═════ RECORDS SUPPLIED ═════
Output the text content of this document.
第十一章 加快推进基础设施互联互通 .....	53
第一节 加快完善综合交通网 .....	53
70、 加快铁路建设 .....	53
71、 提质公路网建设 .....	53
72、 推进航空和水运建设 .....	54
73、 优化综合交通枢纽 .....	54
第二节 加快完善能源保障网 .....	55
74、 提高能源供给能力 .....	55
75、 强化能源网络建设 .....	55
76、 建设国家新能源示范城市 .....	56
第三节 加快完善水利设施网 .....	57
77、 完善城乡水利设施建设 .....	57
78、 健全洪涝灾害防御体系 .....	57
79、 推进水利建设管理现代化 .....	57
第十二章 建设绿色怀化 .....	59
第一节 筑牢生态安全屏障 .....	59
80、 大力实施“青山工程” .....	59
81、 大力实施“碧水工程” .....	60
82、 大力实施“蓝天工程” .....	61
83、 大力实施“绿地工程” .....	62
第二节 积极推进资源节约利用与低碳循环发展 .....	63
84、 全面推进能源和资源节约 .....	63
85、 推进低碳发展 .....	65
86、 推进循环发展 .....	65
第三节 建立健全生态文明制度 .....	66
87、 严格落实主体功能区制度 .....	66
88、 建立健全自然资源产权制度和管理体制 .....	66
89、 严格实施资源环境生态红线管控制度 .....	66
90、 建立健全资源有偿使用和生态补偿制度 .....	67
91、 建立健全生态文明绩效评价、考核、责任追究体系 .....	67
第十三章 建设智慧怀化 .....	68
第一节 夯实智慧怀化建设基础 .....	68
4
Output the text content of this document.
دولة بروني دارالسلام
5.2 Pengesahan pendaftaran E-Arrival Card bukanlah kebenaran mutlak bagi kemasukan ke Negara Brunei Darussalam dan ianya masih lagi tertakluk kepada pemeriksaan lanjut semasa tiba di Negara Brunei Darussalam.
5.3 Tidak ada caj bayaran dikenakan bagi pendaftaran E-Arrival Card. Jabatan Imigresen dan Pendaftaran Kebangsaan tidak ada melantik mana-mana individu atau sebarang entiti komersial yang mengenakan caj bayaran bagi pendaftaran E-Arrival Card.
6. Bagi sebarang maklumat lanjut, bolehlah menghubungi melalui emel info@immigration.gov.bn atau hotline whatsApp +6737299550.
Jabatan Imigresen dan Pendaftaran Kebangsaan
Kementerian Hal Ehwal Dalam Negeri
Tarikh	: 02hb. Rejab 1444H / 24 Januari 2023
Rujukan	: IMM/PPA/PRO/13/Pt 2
═════
→ REQUEST
Return all of the above records exactly, leaving no line out.

→ COMPLETED EXERCISE
Output the text content of this document.
第十一章 加快推进基础设施互联互通 .....	53
第一节 加快完善综合交通网 .....	53
70、 加快铁路建设 .....	53
71、 提质公路网建设 .....	53
72、 推进航空和水运建设 .....	54
73、 优化综合交通枢纽 .....	54
第二节 加快完善能源保障网 .....	55
74、 提高能源供给能力 .....	55
75、 强化能源网络建设 .....	55
76、 建设国家新能源示范城市 .....	56
第三节 加快完善水利设施网 .....	57
77、 完善城乡水利设施建设 .....	57
78、 健全洪涝灾害防御体系 .....	57
79、 推进水利建设管理现代化 .....	57
第十二章 建设绿色怀化 .....	59
第一节 筑牢生态安全屏障 .....	59
80、 大力实施“青山工程” .....	59
81、 大力实施“碧水工程” .....	60
82、 大力实施“蓝天工程” .....	61
83、 大力实施“绿地工程” .....	62
第二节 积极推进资源节约利用与低碳循环发展 .....	63
84、 全面推进能源和资源节约 .....	63
85、 推进低碳发展 .....	65
86、 推进循环发展 .....	65
第三节 建立健全生态文明制度 .....	66
87、 严格落实主体功能区制度 .....	66
88、 建立健全自然资源产权制度和管理体制 .....	66
89、 严格实施资源环境生态红线管控制度 .....	66
90、 建立健全资源有偿使用和生态补偿制度 .....	67
91、 建立健全生态文明绩效评价、考核、责任追究体系 .....	67
第十三章 建设智慧怀化 .....	68
第一节 夯实智慧怀化建设基础 .....	68
4
Output the text content of this document.
دولة بروني دارالسلام
5.2 Pengesahan pendaftaran E-Arrival Card bukanlah kebenaran mutlak bagi kemasukan ke Negara Brunei Darussalam dan ianya masih lagi tertakluk kepada pemeriksaan lanjut semasa tiba di Negara Brunei Darussalam.
5.3 Tidak ada caj bayaran dikenakan bagi pendaftaran E-Arrival Card. Jabatan Imigresen dan Pendaftaran Kebangsaan tidak ada melantik mana-mana individu atau sebarang entiti komersial yang mengenakan caj bayaran bagi pendaftaran E-Arrival Card.
6. Bagi sebarang maklumat lanjut, bolehlah menghubungi melalui emel info@immigration.gov.bn atau hotline whatsApp +6737299550.
Jabatan Imigresen dan Pendaftaran Kebangsaan
Kementerian Hal Ehwal Dalam Negeri
Tarikh	: 02hb. Rejab 1444H / 24 Januari 2023
Rujukan	: IMM/PPA/PRO/13/Pt 2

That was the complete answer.